Ausgangstext –
--

Vereinbarkeit Beruf und Familie

Charlotte Jacquemart – Gleichstellung: Plötzlich geht’s vorwärts



Eine Zertifizierung, made in Switzerland, verhilft der Gleichstellungsdebatte zu einem Quantensprung. L’Oréal ist die erste US-Firma, die sich auszeichnen lässt.


«It’s all white men», beklagte sich Jonas Kron, Direktor des USFonds Trillium Asset Management, unlängst. Kron meinte die Apple-Führungsspitze. Der Investor fordert offen mehr Frauen. Aus gutem Grund: Gemischte Teams sind erfolgreicher (siehe Kasten). Eine wachsende Zahl an Firmen ist sich bewusst, dass die Geduld der Investoren zu Ende geht. Zu ihnen gehört L’Oréal: Der Kosmetika-Riese hat soeben als erster US-Konzern die EDGE-Zertifizierung ergattert.


EDGE steht für «Economic Dividends for Gender Equality». Das Label honoriert Anstrengungen und Erfolge von Unternehmen bei der Geschlechtergleichstellung. Aktuell sind sechs Firmen zertifiziert, darunter drei Schweizer: Ikea Schweiz, Deloitte Schweiz und Lombard Odier. Weltweit sind über 60 weitere grosse, multinationale Firmen im Prozess der Zertifizierung. Multinationals sind besonders scharf auf das globale Label, weil sie sich so nicht in allen Ländern, wo sie tätig sind, mit nationalen Gender- Forderungen oder gar Gesetzen konfrontiert sehen.


Für Harvard-Professorin und CS-Verwaltungsrätin Iris Bohnet ist die EDGE-Zertifizierung ein Meilenstein auf dem Weg zur Gleichstellung in der Wirtschaft. Bohnet hat als Wissenschafterin mitgeholfen, die Methodologie auszuarbeiten. Sie sagt: «Der Gender-Gap vermindert die Produktivität. EDGE hilft Firmen, entsprechende Defizite zu entdecken und auszumerzen.»

--

Aufgabe 1 – Nenne die drei Schweizer Firmen, die laut dem Ausgangstext bereits EDGE-zertifiziert sind.
Der Text und die Datensätze haben nichts miteinander zu tun.

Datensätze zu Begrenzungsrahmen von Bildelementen

--

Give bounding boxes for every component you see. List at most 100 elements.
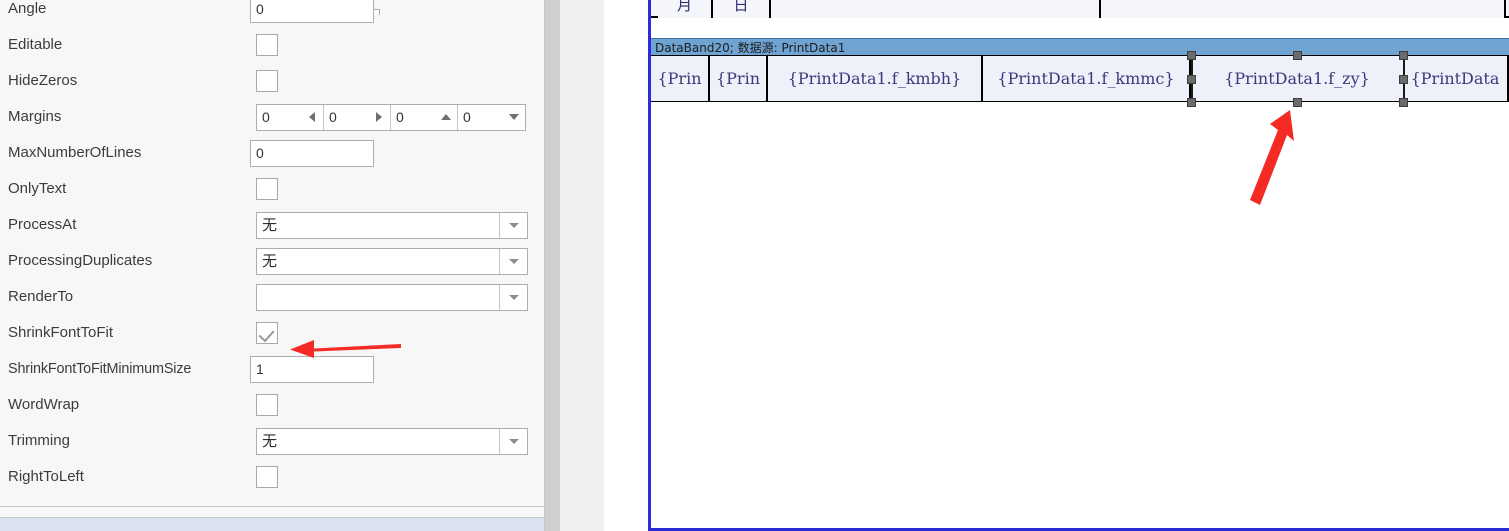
property-label: Editable	[8, 36, 63, 53]
selection-handle[interactable]	[1187, 98, 1196, 107]
property-value-cell: 无	[250, 243, 544, 279]
property-label: RenderTo	[8, 288, 74, 305]
property-value-cell	[250, 135, 544, 171]
arrow-down-icon	[503, 114, 525, 120]
property-value-cell	[250, 351, 544, 387]
margin-value: 0	[463, 108, 471, 125]
property-label: RightToLeft	[8, 468, 84, 485]
caret-glyph	[508, 438, 519, 444]
property-row: ProcessingDuplicates 无	[0, 243, 544, 279]
arrow-left-icon	[301, 112, 323, 122]
margin-spinner[interactable]: 0	[458, 105, 525, 130]
margin-spinner[interactable]: 0	[324, 104, 391, 130]
property-label: ProcessAt	[8, 216, 77, 233]
property-dropdown-value: 无	[262, 431, 278, 450]
selection-handle[interactable]	[1293, 98, 1302, 107]
property-grid-scrollbar[interactable]	[545, 0, 560, 531]
selection-handle[interactable]	[1399, 74, 1408, 84]
property-label: MaxNumberOfLines	[8, 144, 142, 161]
selection-handle[interactable]	[1187, 51, 1196, 60]
property-label: OnlyText	[8, 180, 67, 197]
property-row: RenderTo	[0, 279, 544, 315]
property-label: Margins	[8, 108, 62, 125]
property-checkbox[interactable]	[256, 394, 278, 416]
property-row: Margins 0 0 0 0	[0, 99, 544, 135]
property-checkbox[interactable]	[256, 34, 278, 56]
property-row: Angle	[0, 0, 544, 27]
property-value-cell	[250, 279, 544, 315]
property-value-cell: 0 0 0 0	[250, 99, 544, 135]
property-text-input[interactable]	[250, 355, 374, 383]
property-checkbox[interactable]	[256, 466, 278, 488]
caret-glyph	[508, 294, 519, 300]
property-checkbox[interactable]	[256, 70, 278, 92]
property-text-input[interactable]	[250, 139, 374, 167]
property-label: HideZeros	[8, 72, 78, 89]
property-value-cell	[250, 387, 544, 423]
margins-spinner-group[interactable]: 0 0 0 0	[256, 103, 526, 131]
selection-handle[interactable]	[1187, 74, 1196, 84]
property-row: Trimming 无	[0, 423, 544, 459]
property-value-cell	[250, 0, 544, 27]
margin-value: 0	[329, 108, 337, 125]
triangle-glyph	[376, 112, 382, 122]
selection-handle[interactable]	[1399, 51, 1408, 60]
status-strip	[0, 518, 544, 531]
designer-left-margin	[604, 0, 648, 531]
property-value-cell	[250, 459, 544, 495]
property-row: ShrinkFontToFitMinimumSize	[0, 351, 544, 387]
chevron-down-icon[interactable]	[499, 212, 527, 238]
property-dropdown[interactable]: 无	[256, 211, 528, 239]
property-value-cell	[250, 27, 544, 63]
property-label: ProcessingDuplicates	[8, 252, 153, 269]
property-value-cell	[250, 315, 544, 351]
margin-spinner[interactable]: 0	[391, 104, 458, 130]
property-dropdown[interactable]: 无	[256, 427, 528, 455]
margin-spinner[interactable]: 0	[257, 104, 324, 130]
property-value-cell: 无	[250, 207, 544, 243]
property-value-cell	[250, 63, 544, 99]
property-label: Angle	[8, 0, 47, 17]
report-designer-canvas[interactable]: 月日 DataBand20; 数据源: PrintData1 {Prin {Pri…	[648, 0, 1509, 531]
property-dropdown-value: 无	[262, 251, 278, 270]
property-row: MaxNumberOfLines	[0, 135, 544, 171]
property-row: RightToLeft	[0, 459, 544, 495]
property-checkbox-checked[interactable]	[256, 322, 278, 344]
property-value-cell: 无	[250, 423, 544, 459]
selection-handle[interactable]	[1399, 98, 1408, 107]
property-label: ShrinkFontToFitMinimumSize	[8, 361, 192, 377]
chevron-down-icon[interactable]	[499, 428, 527, 454]
property-row: WordWrap	[0, 387, 544, 423]
property-text-input[interactable]	[250, 0, 374, 23]
property-label: ShrinkFontToFit	[8, 324, 114, 341]
caret-glyph	[508, 258, 519, 264]
arrow-right-icon	[368, 112, 390, 122]
grid-bottom-divider	[0, 506, 544, 507]
arrow-up-icon	[435, 114, 457, 120]
chevron-down-icon[interactable]	[499, 248, 527, 274]
property-row: OnlyText	[0, 171, 544, 207]
property-dropdown[interactable]	[256, 283, 528, 311]
property-grid-panel: Angle Editable HideZeros Margins 0 0 0 0 MaxNumb…	[0, 0, 545, 531]
property-dropdown[interactable]: 无	[256, 247, 528, 275]
property-dropdown-value: 无	[262, 215, 278, 234]
property-row: ShrinkFontToFit	[0, 315, 544, 351]
property-value-cell	[250, 171, 544, 207]
margin-value: 0	[262, 108, 270, 125]
property-checkbox[interactable]	[256, 178, 278, 200]
caret-glyph	[508, 222, 519, 228]
property-row: HideZeros	[0, 63, 544, 99]
triangle-glyph	[441, 114, 451, 120]
margin-value: 0	[396, 108, 404, 125]
selection-handle[interactable]	[1293, 51, 1302, 60]
chevron-down-icon[interactable]	[499, 284, 527, 310]
property-row: ProcessAt 无	[0, 207, 544, 243]
page-border-left	[648, 0, 1509, 531]
property-rows-container: Angle Editable HideZeros Margins 0 0 0 0 MaxNumb…	[0, 0, 544, 495]
property-dropdown-value	[257, 285, 499, 310]
property-label: WordWrap	[8, 396, 80, 413]
property-row: Editable	[0, 27, 544, 63]
triangle-glyph	[509, 114, 519, 120]
screen-root: Angle Editable HideZeros Margins 0 0 0 0 MaxNumb…	[0, 0, 1509, 531]
triangle-glyph	[309, 112, 315, 122]
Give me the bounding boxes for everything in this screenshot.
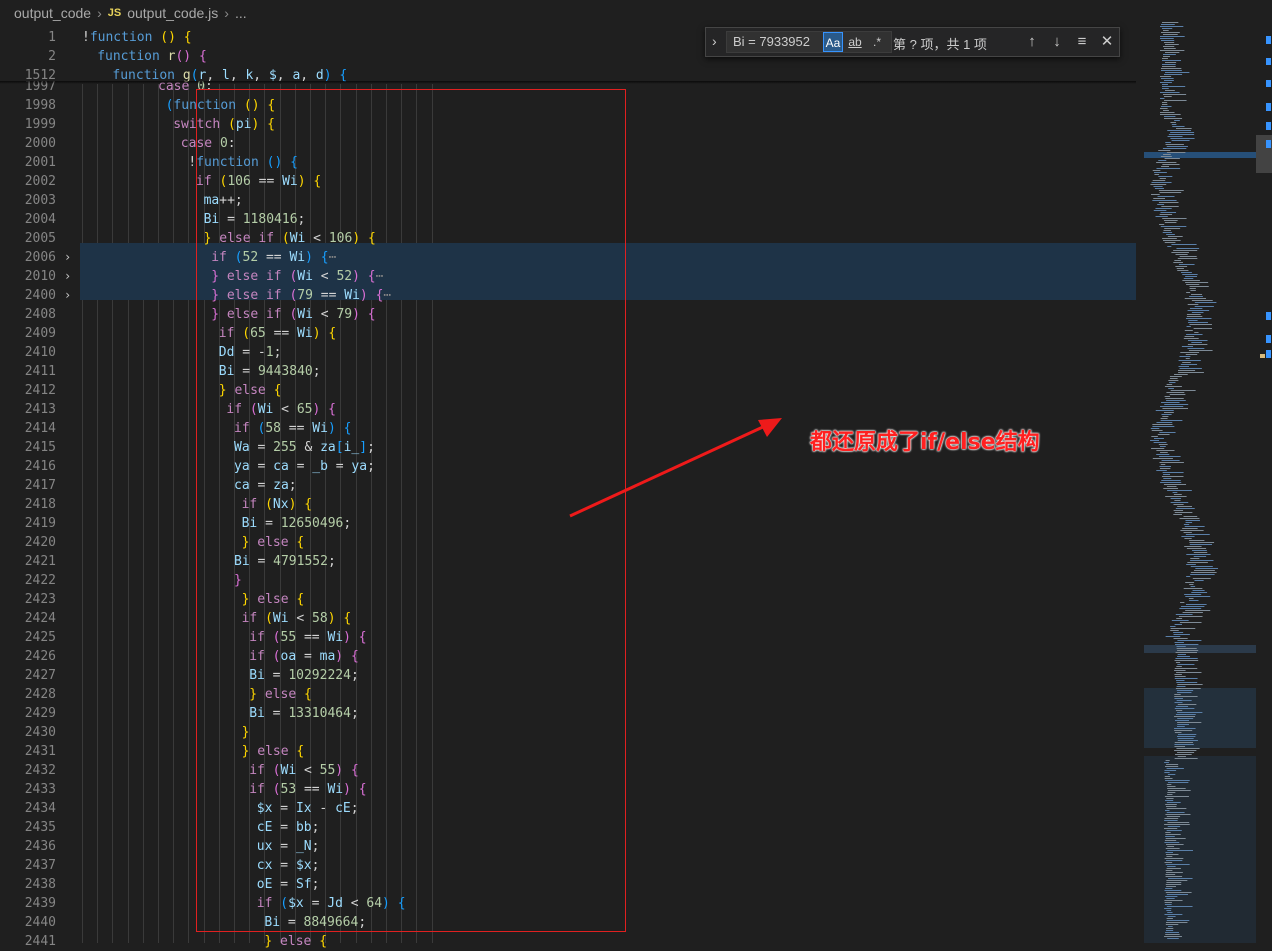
line-number: 2419 — [24, 516, 56, 531]
sticky-scroll-shadow — [0, 81, 1136, 84]
chevron-right-icon: › — [97, 5, 102, 21]
line-number: 2408 — [24, 307, 56, 322]
breadcrumb-folder[interactable]: output_code — [14, 5, 91, 21]
sticky-code-line[interactable]: function r() { — [97, 47, 207, 66]
line-number: 2409 — [24, 326, 56, 341]
line-number: 2440 — [24, 915, 56, 930]
line-number: 2010 — [24, 269, 56, 284]
line-number: 2437 — [24, 858, 56, 873]
line-number: 2434 — [24, 801, 56, 816]
find-in-selection-icon[interactable]: ≡ — [1072, 32, 1092, 52]
indent-guide — [173, 84, 175, 943]
line-number: 2413 — [24, 402, 56, 417]
line-number: 2 — [48, 49, 56, 64]
line-number: 2005 — [24, 231, 56, 246]
whole-word-toggle[interactable]: ab — [845, 32, 865, 52]
chevron-right-icon[interactable]: › — [64, 267, 71, 286]
indent-guide — [127, 84, 129, 943]
breadcrumb-symbol[interactable]: ... — [235, 5, 247, 21]
annotation-text: 都还原成了if/else结构 — [810, 430, 1040, 455]
indent-guide — [97, 84, 99, 943]
indent-guide — [188, 84, 190, 943]
regex-toggle[interactable]: .* — [867, 32, 887, 52]
line-number: 2000 — [24, 136, 56, 151]
javascript-file-icon: JS — [107, 7, 122, 19]
chevron-right-icon[interactable]: › — [64, 286, 71, 305]
line-number: 2429 — [24, 706, 56, 721]
vertical-scrollbar[interactable] — [1256, 0, 1272, 943]
line-number: 2420 — [24, 535, 56, 550]
line-number: 2422 — [24, 573, 56, 588]
line-number: 2400 — [24, 288, 56, 303]
minimap[interactable] — [1140, 0, 1256, 943]
find-result-count: 第 ? 项，共 1 项 — [893, 37, 987, 52]
close-icon[interactable]: ✕ — [1097, 32, 1117, 52]
line-number: 2441 — [24, 934, 56, 949]
line-number: 2423 — [24, 592, 56, 607]
match-case-toggle[interactable]: Aa — [823, 32, 843, 52]
indent-guide — [82, 84, 83, 943]
line-number: 2412 — [24, 383, 56, 398]
line-number: 2428 — [24, 687, 56, 702]
line-number: 1998 — [24, 98, 56, 113]
line-number: 2433 — [24, 782, 56, 797]
line-number: 2431 — [24, 744, 56, 759]
breadcrumb-file[interactable]: output_code.js — [127, 5, 218, 21]
chevron-right-icon: › — [224, 5, 229, 21]
line-number: 2006 — [24, 250, 56, 265]
line-number: 2001 — [24, 155, 56, 170]
line-number: 2425 — [24, 630, 56, 645]
line-number: 2414 — [24, 421, 56, 436]
line-number: 2430 — [24, 725, 56, 740]
line-number: 2416 — [24, 459, 56, 474]
line-number: 2418 — [24, 497, 56, 512]
find-widget: › Bi = 7933952 Aa ab .* 第 ? 项，共 1 项 ↑ ↓ … — [705, 27, 1120, 57]
line-number: 1999 — [24, 117, 56, 132]
indent-guide — [142, 84, 144, 943]
line-number: 2003 — [24, 193, 56, 208]
line-number: 2417 — [24, 478, 56, 493]
line-number: 2004 — [24, 212, 56, 227]
line-number: 2427 — [24, 668, 56, 683]
minimap-canvas — [1144, 22, 1256, 943]
line-number: 2424 — [24, 611, 56, 626]
annotation-arrow — [569, 418, 782, 518]
line-number: 2410 — [24, 345, 56, 360]
line-number: 2421 — [24, 554, 56, 569]
indent-guide — [158, 84, 159, 943]
line-number: 2415 — [24, 440, 56, 455]
toggle-replace-chevron-icon[interactable]: › — [712, 33, 717, 49]
sticky-code-line[interactable]: !function () { — [82, 28, 192, 47]
line-number: 2439 — [24, 896, 56, 911]
scrollbar-decorations — [1256, 36, 1272, 358]
line-number: 2435 — [24, 820, 56, 835]
line-number: 2002 — [24, 174, 56, 189]
line-number: 2426 — [24, 649, 56, 664]
breadcrumb: output_code › JS output_code.js › ... — [0, 0, 1140, 26]
code-line[interactable]: } else { — [264, 932, 327, 951]
indent-guide — [112, 84, 114, 943]
chevron-right-icon[interactable]: › — [64, 248, 71, 267]
next-match-arrow-down-icon[interactable]: ↓ — [1047, 32, 1067, 52]
line-number: 2432 — [24, 763, 56, 778]
line-number: 2436 — [24, 839, 56, 854]
line-number: 2411 — [24, 364, 56, 379]
line-number: 2438 — [24, 877, 56, 892]
line-number: 1 — [48, 30, 56, 45]
previous-match-arrow-up-icon[interactable]: ↑ — [1022, 32, 1042, 52]
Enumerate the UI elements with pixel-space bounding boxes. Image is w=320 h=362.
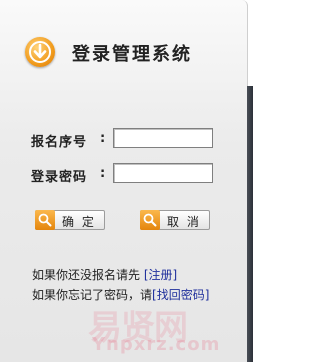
reg-no-label: 报名序号 [31,135,88,150]
register-note-text: 如果你还没报名请先 [32,268,141,282]
watermark-domain: Ynpxrz.com [92,334,221,355]
confirm-button[interactable]: 确 定 [35,210,105,230]
password-label: 登录密码 [31,170,88,185]
cancel-button[interactable]: 取 消 [140,210,210,230]
password-input[interactable] [113,163,213,183]
panel-edge [247,86,253,362]
page-title: 登录管理系统 [72,44,192,65]
reg-no-input[interactable] [113,128,213,148]
reg-no-colon: : [100,131,106,146]
register-link[interactable]: [注册] [144,268,177,282]
download-arrow-icon [25,37,55,67]
cancel-label: 取 消 [167,215,201,229]
confirm-label: 确 定 [62,215,96,229]
search-icon [140,210,160,230]
register-note: 如果你还没报名请先 [注册] [32,266,177,283]
password-colon: : [100,166,106,181]
search-icon [35,210,55,230]
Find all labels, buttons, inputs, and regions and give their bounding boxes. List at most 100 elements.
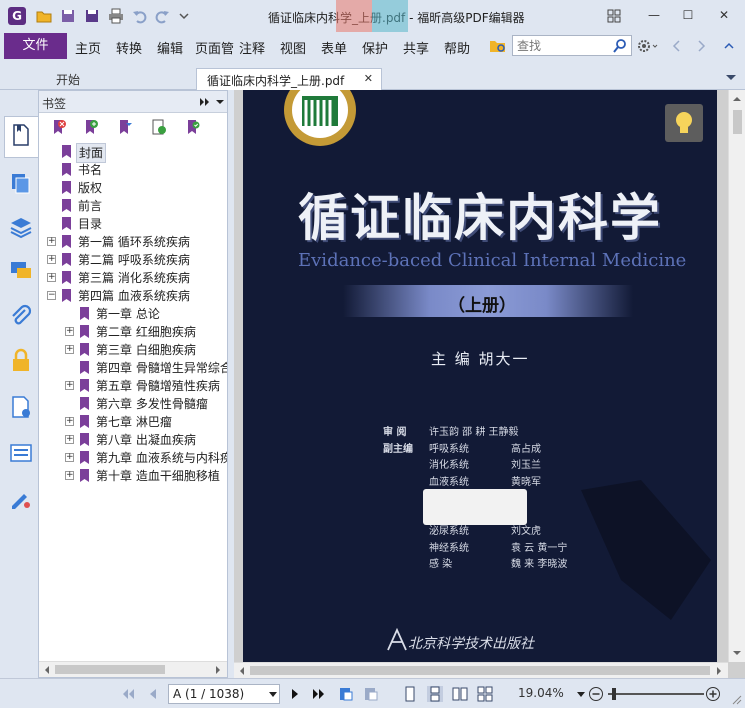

--

Aufgabe 2 – Gib aus den Datensätzen die Zeilen von der Zeile mit „line-number: 2419 — [24, 516, 56, 531]“ bis einschließlich der Zeile mit „breadcrumb-file[interactable]: output_code.js —“ unverändert aus.

Antwort 1 – Ikea Schweiz, Deloitte Schweiz und Lombard Odier.

Antwort 2 –
line-number: 2419 — [24, 516, 56, 531]
sticky-scroll-shadow — [0, 81, 1136, 84]
chevron-right-icon: › — [97, 5, 102, 21]
line-number: 2408 — [24, 307, 56, 322]
breadcrumb-folder[interactable]: output_code — [14, 5, 91, 21]
sticky-code-line[interactable]: function r() { — [97, 47, 207, 66]
line-number: 2409 — [24, 326, 56, 341]
line-number: 2440 — [24, 915, 56, 930]
line-number: 2010 — [24, 269, 56, 284]
line-number: 2437 — [24, 858, 56, 873]
line-number: 2434 — [24, 801, 56, 816]
find-in-selection-icon[interactable]: ≡ — [1072, 32, 1092, 52]
indent-guide — [173, 84, 175, 943]
line-number: 2413 — [24, 402, 56, 417]
line-number: 2 — [48, 49, 56, 64]
line-number: 2005 — [24, 231, 56, 246]
whole-word-toggle[interactable]: ab — [845, 32, 865, 52]
chevron-right-icon[interactable]: › — [64, 267, 71, 286]
indent-guide — [127, 84, 129, 943]
breadcrumb-symbol[interactable]: ... — [235, 5, 247, 21]
annotation-text: 都还原成了if/else结构 — [810, 430, 1040, 455]
indent-guide — [97, 84, 99, 943]
indent-guide — [188, 84, 190, 943]
regex-toggle[interactable]: .* — [867, 32, 887, 52]
line-number: 2000 — [24, 136, 56, 151]
javascript-file-icon: JS — [107, 7, 122, 19]
chevron-right-icon[interactable]: › — [64, 286, 71, 305]
line-number: 2429 — [24, 706, 56, 721]
vertical-scrollbar[interactable] — [1256, 0, 1272, 943]
line-number: 2420 — [24, 535, 56, 550]
line-number: 2422 — [24, 573, 56, 588]
line-number: 2400 — [24, 288, 56, 303]
minimap[interactable] — [1140, 0, 1256, 943]
find-result-count: 第 ? 项，共 1 项 — [893, 37, 987, 52]
close-icon[interactable]: ✕ — [1097, 32, 1117, 52]
line-number: 2441 — [24, 934, 56, 949]
line-number: 2423 — [24, 592, 56, 607]
match-case-toggle[interactable]: Aa — [823, 32, 843, 52]
indent-guide — [82, 84, 83, 943]
line-number: 2412 — [24, 383, 56, 398]
line-number: 2428 — [24, 687, 56, 702]
line-number: 1998 — [24, 98, 56, 113]
line-number: 2433 — [24, 782, 56, 797]
line-number: 2431 — [24, 744, 56, 759]
breadcrumb-file[interactable]: output_code.js — [127, 5, 218, 21]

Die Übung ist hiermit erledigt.